# What to work on:
Each line that holds the word "Задание" should be returned.

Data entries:
-.-.-

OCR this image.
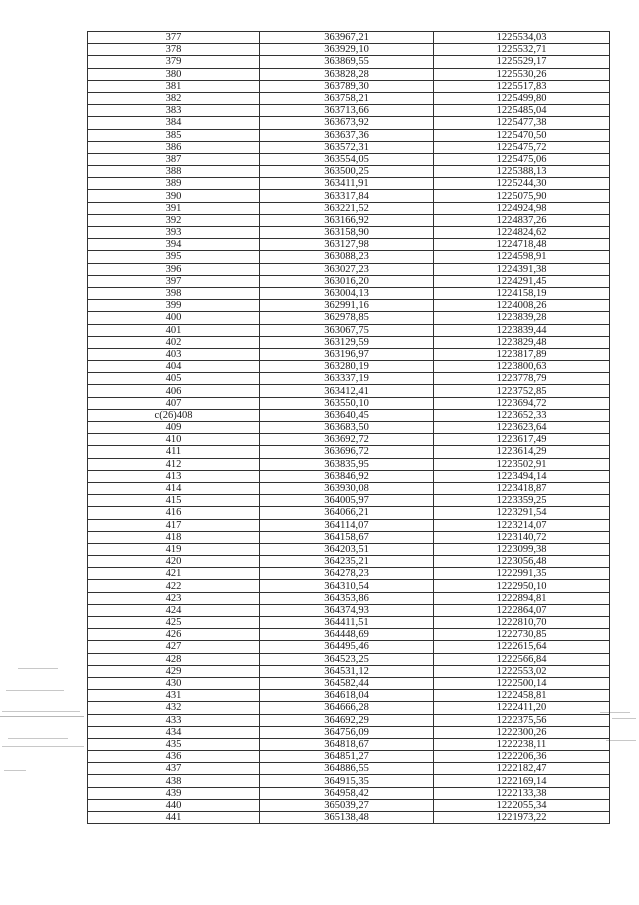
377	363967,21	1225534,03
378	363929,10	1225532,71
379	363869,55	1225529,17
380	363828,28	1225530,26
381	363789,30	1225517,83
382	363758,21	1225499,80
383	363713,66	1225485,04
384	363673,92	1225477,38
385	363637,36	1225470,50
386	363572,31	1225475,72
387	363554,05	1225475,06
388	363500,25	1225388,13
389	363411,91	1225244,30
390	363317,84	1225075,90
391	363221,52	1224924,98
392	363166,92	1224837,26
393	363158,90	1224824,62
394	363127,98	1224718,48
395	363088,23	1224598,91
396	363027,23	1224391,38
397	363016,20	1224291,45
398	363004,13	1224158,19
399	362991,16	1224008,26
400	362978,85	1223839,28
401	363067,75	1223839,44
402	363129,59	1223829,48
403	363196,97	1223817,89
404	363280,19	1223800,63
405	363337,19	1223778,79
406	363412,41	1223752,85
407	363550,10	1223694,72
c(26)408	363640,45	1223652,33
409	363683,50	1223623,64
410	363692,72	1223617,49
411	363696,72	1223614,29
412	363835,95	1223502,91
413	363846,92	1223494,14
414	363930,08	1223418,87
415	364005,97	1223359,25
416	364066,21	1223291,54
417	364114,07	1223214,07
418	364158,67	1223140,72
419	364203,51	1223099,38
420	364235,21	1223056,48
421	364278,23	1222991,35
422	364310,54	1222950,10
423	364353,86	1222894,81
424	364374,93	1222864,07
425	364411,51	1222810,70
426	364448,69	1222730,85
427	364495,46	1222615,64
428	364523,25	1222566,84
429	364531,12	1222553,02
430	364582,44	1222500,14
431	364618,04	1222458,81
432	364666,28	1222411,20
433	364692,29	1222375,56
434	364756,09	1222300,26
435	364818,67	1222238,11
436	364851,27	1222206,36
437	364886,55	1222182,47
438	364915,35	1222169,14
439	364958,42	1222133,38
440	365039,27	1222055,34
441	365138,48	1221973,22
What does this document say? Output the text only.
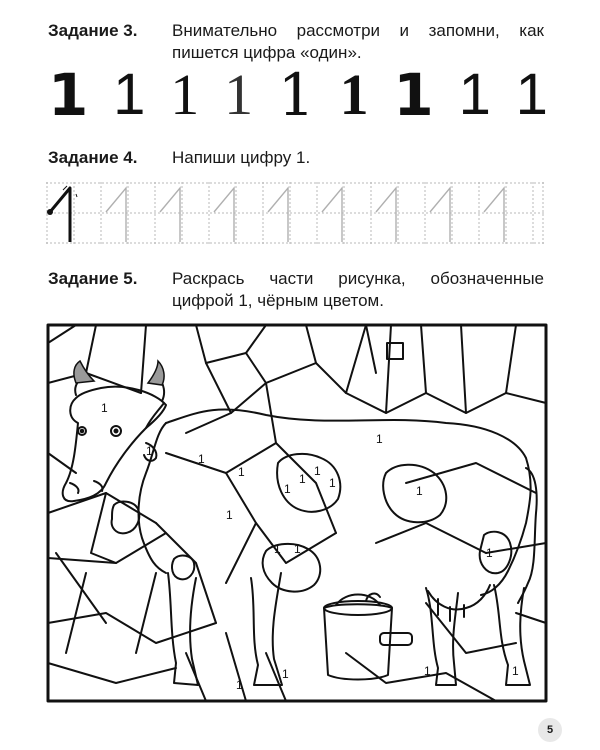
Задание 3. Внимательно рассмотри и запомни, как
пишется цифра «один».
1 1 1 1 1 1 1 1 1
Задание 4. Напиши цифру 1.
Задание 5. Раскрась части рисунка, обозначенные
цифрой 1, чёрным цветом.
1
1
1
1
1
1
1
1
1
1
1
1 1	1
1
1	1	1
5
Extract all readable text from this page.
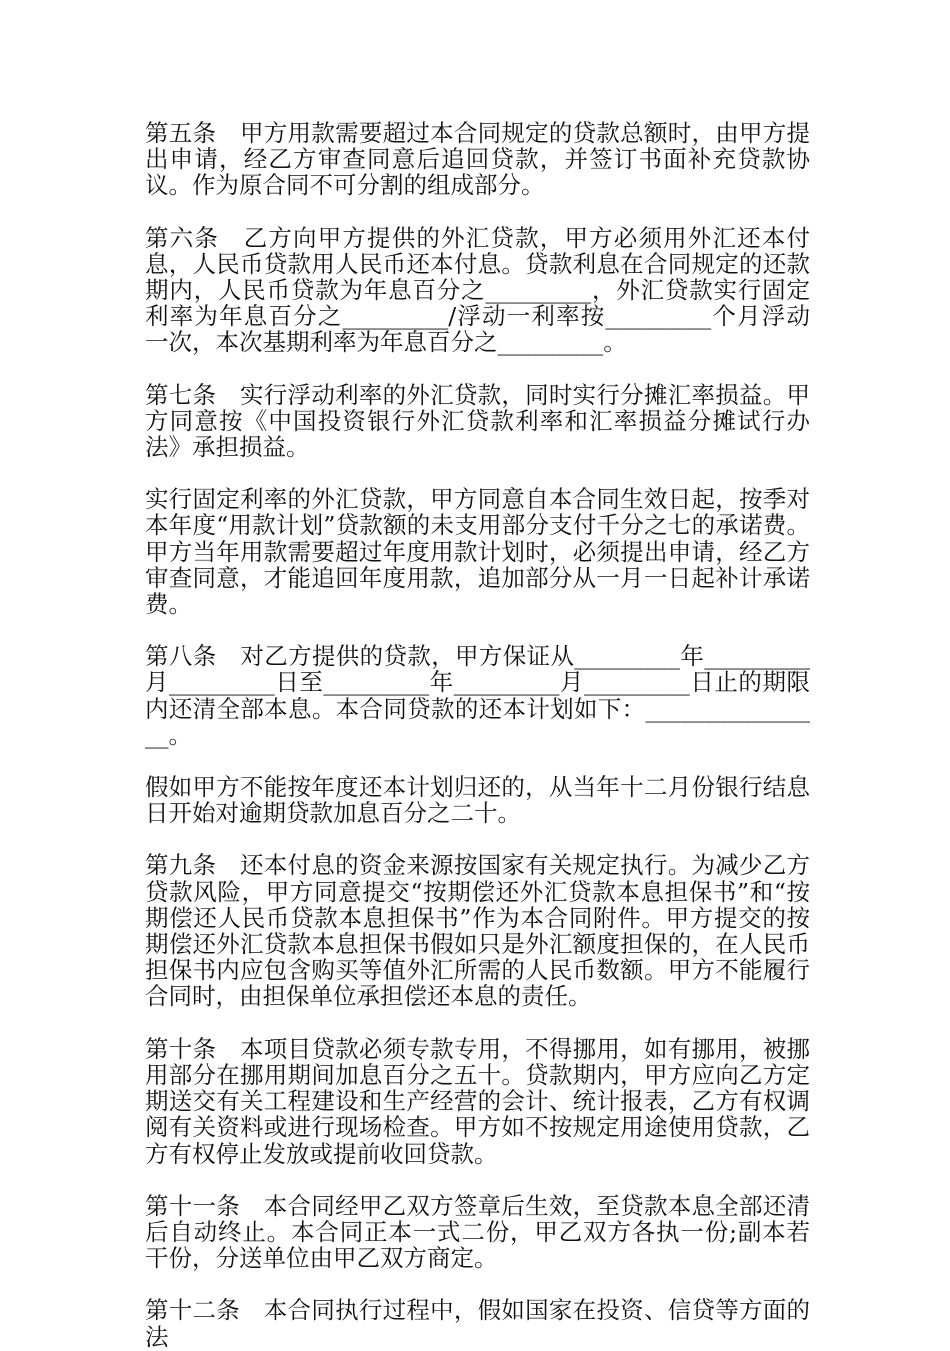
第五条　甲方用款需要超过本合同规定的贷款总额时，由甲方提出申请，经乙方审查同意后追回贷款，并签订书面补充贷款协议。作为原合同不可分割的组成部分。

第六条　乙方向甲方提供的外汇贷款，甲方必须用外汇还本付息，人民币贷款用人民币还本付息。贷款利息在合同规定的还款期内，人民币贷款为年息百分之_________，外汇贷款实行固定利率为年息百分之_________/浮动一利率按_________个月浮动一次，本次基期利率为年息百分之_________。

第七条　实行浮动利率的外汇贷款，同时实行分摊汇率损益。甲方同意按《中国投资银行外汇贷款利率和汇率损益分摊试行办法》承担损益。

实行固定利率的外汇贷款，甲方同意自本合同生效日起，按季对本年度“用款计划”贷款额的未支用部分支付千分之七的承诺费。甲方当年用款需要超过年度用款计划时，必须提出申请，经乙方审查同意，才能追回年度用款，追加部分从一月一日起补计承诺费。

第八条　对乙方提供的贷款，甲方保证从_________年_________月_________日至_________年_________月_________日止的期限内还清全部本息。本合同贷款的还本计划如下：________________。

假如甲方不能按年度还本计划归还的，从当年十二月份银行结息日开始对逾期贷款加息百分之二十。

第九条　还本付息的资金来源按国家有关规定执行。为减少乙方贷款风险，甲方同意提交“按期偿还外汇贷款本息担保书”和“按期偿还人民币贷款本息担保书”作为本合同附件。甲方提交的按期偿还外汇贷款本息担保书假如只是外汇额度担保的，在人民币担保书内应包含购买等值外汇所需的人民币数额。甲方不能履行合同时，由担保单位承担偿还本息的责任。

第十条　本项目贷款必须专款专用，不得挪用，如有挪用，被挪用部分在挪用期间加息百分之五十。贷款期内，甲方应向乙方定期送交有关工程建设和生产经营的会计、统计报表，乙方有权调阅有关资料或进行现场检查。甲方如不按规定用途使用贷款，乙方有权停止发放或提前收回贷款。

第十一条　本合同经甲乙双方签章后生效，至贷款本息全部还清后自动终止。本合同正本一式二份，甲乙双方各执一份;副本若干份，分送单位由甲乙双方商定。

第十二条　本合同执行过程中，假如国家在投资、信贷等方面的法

-.-.-

# Finished answer:
Задание 3. Внимательно рассмотри и запомни, как
Задание 4. Напиши цифру 1.
Задание 5. Раскрась части рисунка, обозначенные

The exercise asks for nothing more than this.